● PROBLEM DESCRIPTION:
Give the total number of lines with the word "avatar" in them, and no other words.

====

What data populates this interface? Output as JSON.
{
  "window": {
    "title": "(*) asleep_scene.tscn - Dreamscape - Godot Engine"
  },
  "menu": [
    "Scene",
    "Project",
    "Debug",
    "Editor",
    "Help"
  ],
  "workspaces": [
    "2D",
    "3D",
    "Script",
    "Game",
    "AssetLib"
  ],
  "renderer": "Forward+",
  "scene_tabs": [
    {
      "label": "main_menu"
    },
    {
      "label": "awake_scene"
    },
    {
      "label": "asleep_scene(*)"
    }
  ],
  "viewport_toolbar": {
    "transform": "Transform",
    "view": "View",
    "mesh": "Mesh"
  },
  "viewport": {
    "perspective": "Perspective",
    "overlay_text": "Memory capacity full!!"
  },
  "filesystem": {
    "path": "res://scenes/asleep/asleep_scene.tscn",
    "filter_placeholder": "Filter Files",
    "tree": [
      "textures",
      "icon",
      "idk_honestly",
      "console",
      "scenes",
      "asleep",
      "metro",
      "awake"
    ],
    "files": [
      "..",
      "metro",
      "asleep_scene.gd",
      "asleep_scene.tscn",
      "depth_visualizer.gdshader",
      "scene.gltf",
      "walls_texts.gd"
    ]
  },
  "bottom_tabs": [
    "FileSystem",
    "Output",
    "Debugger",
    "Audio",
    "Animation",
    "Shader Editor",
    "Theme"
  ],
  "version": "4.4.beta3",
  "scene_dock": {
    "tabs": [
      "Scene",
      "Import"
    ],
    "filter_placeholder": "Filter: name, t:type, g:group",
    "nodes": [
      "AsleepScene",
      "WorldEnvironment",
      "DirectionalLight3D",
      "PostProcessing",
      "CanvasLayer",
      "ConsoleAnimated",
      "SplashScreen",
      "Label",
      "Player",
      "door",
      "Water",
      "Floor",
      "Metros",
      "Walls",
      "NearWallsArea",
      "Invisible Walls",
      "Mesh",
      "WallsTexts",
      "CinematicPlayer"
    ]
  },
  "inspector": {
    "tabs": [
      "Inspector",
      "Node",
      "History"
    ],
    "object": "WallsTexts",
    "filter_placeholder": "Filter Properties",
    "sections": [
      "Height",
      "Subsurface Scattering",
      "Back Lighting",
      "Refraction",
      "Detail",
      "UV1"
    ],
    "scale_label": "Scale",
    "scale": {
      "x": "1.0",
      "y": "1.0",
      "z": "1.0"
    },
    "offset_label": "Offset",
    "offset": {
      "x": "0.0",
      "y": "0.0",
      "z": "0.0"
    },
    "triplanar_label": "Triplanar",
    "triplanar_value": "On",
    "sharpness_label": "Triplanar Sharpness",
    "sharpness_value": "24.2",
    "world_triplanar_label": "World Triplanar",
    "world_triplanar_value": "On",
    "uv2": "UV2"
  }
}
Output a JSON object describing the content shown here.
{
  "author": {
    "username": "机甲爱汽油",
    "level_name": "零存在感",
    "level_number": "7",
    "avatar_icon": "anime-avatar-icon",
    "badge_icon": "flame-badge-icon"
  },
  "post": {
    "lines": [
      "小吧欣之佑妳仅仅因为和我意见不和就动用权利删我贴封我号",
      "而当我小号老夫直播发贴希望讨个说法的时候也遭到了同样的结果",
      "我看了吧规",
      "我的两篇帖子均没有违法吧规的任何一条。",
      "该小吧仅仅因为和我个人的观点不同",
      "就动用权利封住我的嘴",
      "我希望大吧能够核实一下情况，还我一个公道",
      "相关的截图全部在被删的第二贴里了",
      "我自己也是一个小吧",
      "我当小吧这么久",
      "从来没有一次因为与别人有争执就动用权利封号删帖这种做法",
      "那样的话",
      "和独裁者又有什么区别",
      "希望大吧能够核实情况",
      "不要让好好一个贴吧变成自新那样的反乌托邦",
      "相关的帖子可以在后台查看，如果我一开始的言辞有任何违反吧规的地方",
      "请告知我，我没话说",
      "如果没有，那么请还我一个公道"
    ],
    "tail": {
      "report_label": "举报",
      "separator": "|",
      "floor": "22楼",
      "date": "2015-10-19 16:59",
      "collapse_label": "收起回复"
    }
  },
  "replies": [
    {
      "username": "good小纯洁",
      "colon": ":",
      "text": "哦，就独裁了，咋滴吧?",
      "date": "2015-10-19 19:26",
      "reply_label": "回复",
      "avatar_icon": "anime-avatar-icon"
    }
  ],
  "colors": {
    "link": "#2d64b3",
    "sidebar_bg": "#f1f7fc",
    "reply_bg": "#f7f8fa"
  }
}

====

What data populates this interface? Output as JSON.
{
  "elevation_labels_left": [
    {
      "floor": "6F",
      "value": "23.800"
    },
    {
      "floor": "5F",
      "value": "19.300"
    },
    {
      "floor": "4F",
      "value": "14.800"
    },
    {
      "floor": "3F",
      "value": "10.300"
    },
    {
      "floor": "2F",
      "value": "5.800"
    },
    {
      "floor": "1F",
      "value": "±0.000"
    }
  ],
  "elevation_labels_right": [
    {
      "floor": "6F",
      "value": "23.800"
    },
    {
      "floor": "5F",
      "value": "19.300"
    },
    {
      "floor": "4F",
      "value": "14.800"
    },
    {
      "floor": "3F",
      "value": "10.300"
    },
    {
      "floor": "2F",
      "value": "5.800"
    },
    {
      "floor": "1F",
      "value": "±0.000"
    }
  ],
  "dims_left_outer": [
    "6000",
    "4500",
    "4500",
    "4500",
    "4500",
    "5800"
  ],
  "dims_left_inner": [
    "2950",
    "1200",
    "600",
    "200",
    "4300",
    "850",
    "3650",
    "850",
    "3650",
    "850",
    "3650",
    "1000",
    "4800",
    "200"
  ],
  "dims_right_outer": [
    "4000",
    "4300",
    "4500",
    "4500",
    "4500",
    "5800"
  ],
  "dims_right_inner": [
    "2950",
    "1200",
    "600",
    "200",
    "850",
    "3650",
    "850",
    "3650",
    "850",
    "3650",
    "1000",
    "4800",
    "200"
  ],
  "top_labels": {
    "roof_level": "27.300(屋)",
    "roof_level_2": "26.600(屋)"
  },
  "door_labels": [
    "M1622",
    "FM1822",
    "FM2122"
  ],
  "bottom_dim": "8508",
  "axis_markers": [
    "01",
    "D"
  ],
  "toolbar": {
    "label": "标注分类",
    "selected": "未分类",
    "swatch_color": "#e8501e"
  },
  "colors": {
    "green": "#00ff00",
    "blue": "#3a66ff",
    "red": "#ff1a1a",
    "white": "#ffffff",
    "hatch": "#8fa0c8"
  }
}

====

● EXERCISE RESULT:
2